====== DATA
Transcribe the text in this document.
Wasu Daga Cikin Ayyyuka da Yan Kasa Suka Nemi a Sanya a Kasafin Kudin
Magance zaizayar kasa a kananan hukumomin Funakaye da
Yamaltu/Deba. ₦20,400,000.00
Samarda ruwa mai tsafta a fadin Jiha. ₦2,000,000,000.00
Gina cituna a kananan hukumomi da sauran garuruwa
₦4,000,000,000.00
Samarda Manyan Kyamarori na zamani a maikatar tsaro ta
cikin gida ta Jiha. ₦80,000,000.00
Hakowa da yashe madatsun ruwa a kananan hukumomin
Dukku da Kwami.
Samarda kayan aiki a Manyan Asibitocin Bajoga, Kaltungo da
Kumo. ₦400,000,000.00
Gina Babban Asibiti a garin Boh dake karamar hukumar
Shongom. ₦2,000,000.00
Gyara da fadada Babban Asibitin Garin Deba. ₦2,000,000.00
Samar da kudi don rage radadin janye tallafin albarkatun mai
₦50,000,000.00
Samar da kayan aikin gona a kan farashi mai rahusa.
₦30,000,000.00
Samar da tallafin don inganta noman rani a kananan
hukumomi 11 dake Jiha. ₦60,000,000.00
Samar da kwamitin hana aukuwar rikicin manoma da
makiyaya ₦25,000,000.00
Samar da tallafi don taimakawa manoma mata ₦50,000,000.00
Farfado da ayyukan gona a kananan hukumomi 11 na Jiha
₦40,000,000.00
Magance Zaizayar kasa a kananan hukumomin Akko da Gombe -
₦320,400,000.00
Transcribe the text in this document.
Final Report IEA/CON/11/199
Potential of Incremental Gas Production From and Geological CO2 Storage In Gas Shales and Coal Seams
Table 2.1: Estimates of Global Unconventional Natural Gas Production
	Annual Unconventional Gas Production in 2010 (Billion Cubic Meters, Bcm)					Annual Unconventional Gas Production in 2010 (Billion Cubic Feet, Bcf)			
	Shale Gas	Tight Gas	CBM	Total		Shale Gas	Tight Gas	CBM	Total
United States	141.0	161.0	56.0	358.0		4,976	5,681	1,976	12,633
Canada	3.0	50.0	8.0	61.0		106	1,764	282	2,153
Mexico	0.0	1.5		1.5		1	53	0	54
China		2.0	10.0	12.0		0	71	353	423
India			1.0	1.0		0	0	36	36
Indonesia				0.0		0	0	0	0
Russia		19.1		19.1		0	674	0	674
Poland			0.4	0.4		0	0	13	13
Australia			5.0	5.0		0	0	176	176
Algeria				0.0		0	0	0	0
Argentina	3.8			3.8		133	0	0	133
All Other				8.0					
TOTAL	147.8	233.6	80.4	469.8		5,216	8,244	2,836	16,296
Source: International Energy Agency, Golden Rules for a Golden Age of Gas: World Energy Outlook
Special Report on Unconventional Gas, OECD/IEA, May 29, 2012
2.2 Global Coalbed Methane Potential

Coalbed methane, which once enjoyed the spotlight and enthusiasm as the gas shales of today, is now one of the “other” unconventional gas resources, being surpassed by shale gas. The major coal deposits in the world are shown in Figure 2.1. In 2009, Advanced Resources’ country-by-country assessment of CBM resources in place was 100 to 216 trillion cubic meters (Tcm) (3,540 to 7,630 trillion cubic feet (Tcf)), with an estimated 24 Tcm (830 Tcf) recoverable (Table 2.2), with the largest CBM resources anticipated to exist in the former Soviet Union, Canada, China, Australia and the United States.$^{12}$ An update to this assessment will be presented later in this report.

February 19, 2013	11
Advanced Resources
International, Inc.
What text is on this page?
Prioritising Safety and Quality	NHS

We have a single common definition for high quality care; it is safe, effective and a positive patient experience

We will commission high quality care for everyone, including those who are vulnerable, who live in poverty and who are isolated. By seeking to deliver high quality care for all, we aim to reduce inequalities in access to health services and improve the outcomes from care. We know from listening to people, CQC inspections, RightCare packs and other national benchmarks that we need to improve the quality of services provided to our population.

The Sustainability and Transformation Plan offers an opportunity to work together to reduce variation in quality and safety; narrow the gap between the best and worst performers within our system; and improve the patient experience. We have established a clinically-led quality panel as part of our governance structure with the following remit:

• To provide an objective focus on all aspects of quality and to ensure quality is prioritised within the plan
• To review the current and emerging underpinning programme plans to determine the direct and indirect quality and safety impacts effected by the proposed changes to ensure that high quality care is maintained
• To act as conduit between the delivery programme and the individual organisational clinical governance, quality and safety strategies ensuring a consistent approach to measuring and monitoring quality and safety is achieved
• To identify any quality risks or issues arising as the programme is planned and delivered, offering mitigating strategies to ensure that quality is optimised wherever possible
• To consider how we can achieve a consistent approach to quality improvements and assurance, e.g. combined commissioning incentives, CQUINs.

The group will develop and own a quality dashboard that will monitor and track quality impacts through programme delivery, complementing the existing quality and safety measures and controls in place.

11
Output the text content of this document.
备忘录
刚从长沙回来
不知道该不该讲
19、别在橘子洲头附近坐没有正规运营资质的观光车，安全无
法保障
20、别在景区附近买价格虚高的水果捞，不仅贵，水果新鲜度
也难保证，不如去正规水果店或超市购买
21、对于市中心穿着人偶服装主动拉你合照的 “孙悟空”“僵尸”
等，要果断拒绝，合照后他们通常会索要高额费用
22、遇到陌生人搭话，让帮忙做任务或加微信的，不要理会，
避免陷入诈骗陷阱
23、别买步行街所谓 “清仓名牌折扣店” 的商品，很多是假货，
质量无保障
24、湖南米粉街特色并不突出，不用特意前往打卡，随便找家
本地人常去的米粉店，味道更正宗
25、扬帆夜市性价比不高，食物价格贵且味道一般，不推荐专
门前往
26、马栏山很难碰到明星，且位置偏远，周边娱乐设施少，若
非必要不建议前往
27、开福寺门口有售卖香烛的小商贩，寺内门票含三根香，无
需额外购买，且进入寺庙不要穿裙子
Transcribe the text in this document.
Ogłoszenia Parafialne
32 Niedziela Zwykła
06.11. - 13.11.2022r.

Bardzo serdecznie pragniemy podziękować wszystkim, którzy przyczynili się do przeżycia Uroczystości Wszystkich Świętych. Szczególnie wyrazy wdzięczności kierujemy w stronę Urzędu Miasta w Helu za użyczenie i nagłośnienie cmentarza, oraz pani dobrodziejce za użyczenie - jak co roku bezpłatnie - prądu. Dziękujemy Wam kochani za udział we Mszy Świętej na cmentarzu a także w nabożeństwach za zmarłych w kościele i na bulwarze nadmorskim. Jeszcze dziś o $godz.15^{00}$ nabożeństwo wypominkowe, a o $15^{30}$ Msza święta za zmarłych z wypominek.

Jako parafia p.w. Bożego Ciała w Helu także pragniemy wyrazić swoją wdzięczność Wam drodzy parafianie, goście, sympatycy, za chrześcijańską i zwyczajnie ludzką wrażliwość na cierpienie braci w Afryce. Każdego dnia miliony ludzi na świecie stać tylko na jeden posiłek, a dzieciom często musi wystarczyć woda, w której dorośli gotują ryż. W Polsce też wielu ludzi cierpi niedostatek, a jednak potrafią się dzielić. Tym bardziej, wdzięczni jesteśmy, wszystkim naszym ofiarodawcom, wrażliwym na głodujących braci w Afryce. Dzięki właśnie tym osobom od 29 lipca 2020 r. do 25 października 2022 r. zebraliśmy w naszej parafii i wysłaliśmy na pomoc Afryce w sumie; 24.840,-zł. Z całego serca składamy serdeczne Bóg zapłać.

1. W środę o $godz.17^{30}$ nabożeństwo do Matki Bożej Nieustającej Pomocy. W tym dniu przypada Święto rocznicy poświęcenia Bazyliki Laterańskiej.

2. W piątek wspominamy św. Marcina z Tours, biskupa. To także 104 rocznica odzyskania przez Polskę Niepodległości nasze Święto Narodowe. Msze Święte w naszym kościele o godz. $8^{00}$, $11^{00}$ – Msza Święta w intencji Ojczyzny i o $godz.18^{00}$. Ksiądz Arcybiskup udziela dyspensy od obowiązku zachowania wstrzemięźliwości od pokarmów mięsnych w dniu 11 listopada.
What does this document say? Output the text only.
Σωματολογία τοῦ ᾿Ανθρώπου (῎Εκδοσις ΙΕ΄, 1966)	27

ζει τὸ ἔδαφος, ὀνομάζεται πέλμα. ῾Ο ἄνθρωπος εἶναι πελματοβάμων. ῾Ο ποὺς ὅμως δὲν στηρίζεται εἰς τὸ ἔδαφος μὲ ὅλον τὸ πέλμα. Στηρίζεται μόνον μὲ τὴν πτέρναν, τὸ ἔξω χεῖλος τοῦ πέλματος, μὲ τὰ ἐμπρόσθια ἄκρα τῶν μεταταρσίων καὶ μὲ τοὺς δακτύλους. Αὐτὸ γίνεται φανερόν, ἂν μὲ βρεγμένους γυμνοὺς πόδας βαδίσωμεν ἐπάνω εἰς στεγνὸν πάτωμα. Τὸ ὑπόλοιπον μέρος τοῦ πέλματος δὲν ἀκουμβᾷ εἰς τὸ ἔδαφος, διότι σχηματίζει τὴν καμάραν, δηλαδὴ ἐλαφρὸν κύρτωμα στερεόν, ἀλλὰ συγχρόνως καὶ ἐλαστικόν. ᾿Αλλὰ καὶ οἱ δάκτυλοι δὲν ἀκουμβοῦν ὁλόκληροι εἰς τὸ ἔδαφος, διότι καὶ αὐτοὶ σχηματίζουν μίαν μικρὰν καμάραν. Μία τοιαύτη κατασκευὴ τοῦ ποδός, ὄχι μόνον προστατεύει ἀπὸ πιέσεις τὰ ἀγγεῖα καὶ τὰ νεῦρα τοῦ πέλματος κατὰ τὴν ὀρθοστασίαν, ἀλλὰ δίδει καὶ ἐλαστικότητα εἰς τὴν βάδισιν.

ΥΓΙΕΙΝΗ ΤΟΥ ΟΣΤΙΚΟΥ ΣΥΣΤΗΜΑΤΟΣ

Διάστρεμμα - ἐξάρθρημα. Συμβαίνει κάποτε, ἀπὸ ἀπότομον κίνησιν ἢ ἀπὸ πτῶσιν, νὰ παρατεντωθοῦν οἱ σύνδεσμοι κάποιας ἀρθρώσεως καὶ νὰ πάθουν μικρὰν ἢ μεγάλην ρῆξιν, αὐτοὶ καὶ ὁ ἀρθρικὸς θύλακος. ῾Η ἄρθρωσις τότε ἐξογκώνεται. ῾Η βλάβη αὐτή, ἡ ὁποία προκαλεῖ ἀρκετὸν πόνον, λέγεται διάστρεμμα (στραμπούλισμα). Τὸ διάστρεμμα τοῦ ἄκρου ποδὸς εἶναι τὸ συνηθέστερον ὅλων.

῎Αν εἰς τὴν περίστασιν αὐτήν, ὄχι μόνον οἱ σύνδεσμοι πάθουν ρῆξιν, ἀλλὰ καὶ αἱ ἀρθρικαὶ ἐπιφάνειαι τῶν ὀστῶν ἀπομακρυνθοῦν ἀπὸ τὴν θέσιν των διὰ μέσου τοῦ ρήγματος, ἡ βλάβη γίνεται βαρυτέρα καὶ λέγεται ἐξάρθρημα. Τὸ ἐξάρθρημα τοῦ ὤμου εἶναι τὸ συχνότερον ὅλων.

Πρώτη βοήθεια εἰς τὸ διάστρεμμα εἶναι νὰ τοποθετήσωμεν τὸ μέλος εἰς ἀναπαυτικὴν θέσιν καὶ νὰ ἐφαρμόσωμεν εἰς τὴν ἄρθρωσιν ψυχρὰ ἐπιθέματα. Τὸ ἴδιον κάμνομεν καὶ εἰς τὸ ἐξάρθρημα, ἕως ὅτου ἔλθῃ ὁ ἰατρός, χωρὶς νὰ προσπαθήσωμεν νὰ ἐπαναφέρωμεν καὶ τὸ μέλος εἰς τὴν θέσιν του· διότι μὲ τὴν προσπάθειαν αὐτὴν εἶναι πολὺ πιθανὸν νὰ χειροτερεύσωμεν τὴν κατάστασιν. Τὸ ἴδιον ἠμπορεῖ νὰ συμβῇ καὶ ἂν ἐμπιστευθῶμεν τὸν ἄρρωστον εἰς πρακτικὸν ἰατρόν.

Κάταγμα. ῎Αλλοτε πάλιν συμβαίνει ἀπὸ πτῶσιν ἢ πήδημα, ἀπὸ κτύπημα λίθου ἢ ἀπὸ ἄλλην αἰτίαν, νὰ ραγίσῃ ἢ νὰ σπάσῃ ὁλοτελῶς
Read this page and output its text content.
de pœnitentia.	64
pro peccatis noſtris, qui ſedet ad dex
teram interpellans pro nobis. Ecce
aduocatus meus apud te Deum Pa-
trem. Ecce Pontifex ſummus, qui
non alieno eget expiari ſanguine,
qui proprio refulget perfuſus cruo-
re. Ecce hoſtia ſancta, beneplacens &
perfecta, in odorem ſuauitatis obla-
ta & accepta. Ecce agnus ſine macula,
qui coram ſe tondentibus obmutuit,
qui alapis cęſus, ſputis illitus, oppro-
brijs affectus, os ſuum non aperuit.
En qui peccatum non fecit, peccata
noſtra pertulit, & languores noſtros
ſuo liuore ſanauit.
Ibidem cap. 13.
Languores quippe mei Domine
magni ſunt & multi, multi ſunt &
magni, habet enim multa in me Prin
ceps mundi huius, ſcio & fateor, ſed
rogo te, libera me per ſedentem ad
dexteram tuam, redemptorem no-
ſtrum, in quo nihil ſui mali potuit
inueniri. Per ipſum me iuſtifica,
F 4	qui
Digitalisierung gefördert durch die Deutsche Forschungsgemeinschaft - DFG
============
== WHAT THE TASK REQUIRES ==
Check each line of the records for "σύνδεσμοι" and copy the ones that contain it.

== FULL RESPONSE ==
Διάστρεμμα - ἐξάρθρημα. Συμβαίνει κάποτε, ἀπὸ ἀπότομον κίνησιν ἢ ἀπὸ πτῶσιν, νὰ παρατεντωθοῦν οἱ σύνδεσμοι κάποιας ἀρθρώσεως καὶ νὰ πάθουν μικρὰν ἢ μεγάλην ρῆξιν, αὐτοὶ καὶ ὁ ἀρθρικὸς θύλακος. ῾Η ἄρθρωσις τότε ἐξογκώνεται. ῾Η βλάβη αὐτή, ἡ ὁποία προκαλεῖ ἀρκετὸν πόνον, λέγεται διάστρεμμα (στραμπούλισμα). Τὸ διάστρεμμα τοῦ ἄκρου ποδὸς εἶναι τὸ συνηθέστερον ὅλων.
῎Αν εἰς τὴν περίστασιν αὐτήν, ὄχι μόνον οἱ σύνδεσμοι πάθουν ρῆξιν, ἀλλὰ καὶ αἱ ἀρθρικαὶ ἐπιφάνειαι τῶν ὀστῶν ἀπομακρυνθοῦν ἀπὸ τὴν θέσιν των διὰ μέσου τοῦ ρήγματος, ἡ βλάβη γίνεται βαρυτέρα καὶ λέγεται ἐξάρθρημα. Τὸ ἐξάρθρημα τοῦ ὤμου εἶναι τὸ συχνότερον ὅλων.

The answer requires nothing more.